Provided records -
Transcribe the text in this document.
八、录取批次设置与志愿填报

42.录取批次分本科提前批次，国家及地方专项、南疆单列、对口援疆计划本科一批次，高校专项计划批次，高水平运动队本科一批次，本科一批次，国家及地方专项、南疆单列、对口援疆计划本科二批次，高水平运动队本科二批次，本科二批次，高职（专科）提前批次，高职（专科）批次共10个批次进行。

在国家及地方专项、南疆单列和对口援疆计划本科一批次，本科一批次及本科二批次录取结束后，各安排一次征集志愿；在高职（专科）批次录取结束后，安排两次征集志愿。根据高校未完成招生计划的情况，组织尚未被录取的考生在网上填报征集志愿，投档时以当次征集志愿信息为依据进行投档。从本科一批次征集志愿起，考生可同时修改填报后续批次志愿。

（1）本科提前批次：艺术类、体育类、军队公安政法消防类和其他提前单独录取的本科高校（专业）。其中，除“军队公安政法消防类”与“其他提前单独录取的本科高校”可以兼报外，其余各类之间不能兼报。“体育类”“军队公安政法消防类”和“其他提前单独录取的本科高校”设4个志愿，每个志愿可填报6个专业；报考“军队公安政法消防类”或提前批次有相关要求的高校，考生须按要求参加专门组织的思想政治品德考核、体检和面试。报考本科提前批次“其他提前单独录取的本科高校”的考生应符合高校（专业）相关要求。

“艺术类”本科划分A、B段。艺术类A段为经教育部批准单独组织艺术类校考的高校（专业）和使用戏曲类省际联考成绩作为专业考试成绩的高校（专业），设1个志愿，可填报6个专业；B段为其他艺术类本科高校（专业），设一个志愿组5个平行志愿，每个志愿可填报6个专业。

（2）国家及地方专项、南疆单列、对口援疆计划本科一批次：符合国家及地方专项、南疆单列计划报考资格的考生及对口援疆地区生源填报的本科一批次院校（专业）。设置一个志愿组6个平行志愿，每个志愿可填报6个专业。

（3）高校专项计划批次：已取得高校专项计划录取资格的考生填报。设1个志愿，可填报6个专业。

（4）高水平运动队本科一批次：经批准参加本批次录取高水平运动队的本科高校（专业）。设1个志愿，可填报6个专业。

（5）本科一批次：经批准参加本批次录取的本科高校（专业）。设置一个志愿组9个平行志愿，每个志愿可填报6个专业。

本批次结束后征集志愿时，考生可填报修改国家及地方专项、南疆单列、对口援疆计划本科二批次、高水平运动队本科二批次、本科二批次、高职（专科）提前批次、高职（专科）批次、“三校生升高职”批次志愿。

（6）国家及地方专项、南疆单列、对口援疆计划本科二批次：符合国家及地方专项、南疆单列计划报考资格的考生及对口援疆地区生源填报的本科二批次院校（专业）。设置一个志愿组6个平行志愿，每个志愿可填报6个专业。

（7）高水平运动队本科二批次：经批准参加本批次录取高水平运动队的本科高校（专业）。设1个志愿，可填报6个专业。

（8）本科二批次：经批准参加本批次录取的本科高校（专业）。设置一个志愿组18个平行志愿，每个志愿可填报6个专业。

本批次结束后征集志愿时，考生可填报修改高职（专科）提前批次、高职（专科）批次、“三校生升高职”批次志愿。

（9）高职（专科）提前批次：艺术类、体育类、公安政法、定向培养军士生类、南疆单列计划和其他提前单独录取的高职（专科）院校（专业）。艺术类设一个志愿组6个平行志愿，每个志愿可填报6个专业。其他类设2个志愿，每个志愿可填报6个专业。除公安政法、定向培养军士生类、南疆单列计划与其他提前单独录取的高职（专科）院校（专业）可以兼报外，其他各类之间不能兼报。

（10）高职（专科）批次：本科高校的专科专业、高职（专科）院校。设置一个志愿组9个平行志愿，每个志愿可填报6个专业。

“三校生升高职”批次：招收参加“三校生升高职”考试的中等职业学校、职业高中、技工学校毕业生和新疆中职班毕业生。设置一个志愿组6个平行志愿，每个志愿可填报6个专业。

Stated task - The records above must be output exactly, in full.

Right answer -
Transcribe the text in this document.
八、录取批次设置与志愿填报

42.录取批次分本科提前批次，国家及地方专项、南疆单列、对口援疆计划本科一批次，高校专项计划批次，高水平运动队本科一批次，本科一批次，国家及地方专项、南疆单列、对口援疆计划本科二批次，高水平运动队本科二批次，本科二批次，高职（专科）提前批次，高职（专科）批次共10个批次进行。

在国家及地方专项、南疆单列和对口援疆计划本科一批次，本科一批次及本科二批次录取结束后，各安排一次征集志愿；在高职（专科）批次录取结束后，安排两次征集志愿。根据高校未完成招生计划的情况，组织尚未被录取的考生在网上填报征集志愿，投档时以当次征集志愿信息为依据进行投档。从本科一批次征集志愿起，考生可同时修改填报后续批次志愿。

（1）本科提前批次：艺术类、体育类、军队公安政法消防类和其他提前单独录取的本科高校（专业）。其中，除“军队公安政法消防类”与“其他提前单独录取的本科高校”可以兼报外，其余各类之间不能兼报。“体育类”“军队公安政法消防类”和“其他提前单独录取的本科高校”设4个志愿，每个志愿可填报6个专业；报考“军队公安政法消防类”或提前批次有相关要求的高校，考生须按要求参加专门组织的思想政治品德考核、体检和面试。报考本科提前批次“其他提前单独录取的本科高校”的考生应符合高校（专业）相关要求。

“艺术类”本科划分A、B段。艺术类A段为经教育部批准单独组织艺术类校考的高校（专业）和使用戏曲类省际联考成绩作为专业考试成绩的高校（专业），设1个志愿，可填报6个专业；B段为其他艺术类本科高校（专业），设一个志愿组5个平行志愿，每个志愿可填报6个专业。

（2）国家及地方专项、南疆单列、对口援疆计划本科一批次：符合国家及地方专项、南疆单列计划报考资格的考生及对口援疆地区生源填报的本科一批次院校（专业）。设置一个志愿组6个平行志愿，每个志愿可填报6个专业。

（3）高校专项计划批次：已取得高校专项计划录取资格的考生填报。设1个志愿，可填报6个专业。

（4）高水平运动队本科一批次：经批准参加本批次录取高水平运动队的本科高校（专业）。设1个志愿，可填报6个专业。

（5）本科一批次：经批准参加本批次录取的本科高校（专业）。设置一个志愿组9个平行志愿，每个志愿可填报6个专业。

本批次结束后征集志愿时，考生可填报修改国家及地方专项、南疆单列、对口援疆计划本科二批次、高水平运动队本科二批次、本科二批次、高职（专科）提前批次、高职（专科）批次、“三校生升高职”批次志愿。

（6）国家及地方专项、南疆单列、对口援疆计划本科二批次：符合国家及地方专项、南疆单列计划报考资格的考生及对口援疆地区生源填报的本科二批次院校（专业）。设置一个志愿组6个平行志愿，每个志愿可填报6个专业。

（7）高水平运动队本科二批次：经批准参加本批次录取高水平运动队的本科高校（专业）。设1个志愿，可填报6个专业。

（8）本科二批次：经批准参加本批次录取的本科高校（专业）。设置一个志愿组18个平行志愿，每个志愿可填报6个专业。

本批次结束后征集志愿时，考生可填报修改高职（专科）提前批次、高职（专科）批次、“三校生升高职”批次志愿。

（9）高职（专科）提前批次：艺术类、体育类、公安政法、定向培养军士生类、南疆单列计划和其他提前单独录取的高职（专科）院校（专业）。艺术类设一个志愿组6个平行志愿，每个志愿可填报6个专业。其他类设2个志愿，每个志愿可填报6个专业。除公安政法、定向培养军士生类、南疆单列计划与其他提前单独录取的高职（专科）院校（专业）可以兼报外，其他各类之间不能兼报。

（10）高职（专科）批次：本科高校的专科专业、高职（专科）院校。设置一个志愿组9个平行志愿，每个志愿可填报6个专业。

“三校生升高职”批次：招收参加“三校生升高职”考试的中等职业学校、职业高中、技工学校毕业生和新疆中职班毕业生。设置一个志愿组6个平行志愿，每个志愿可填报6个专业。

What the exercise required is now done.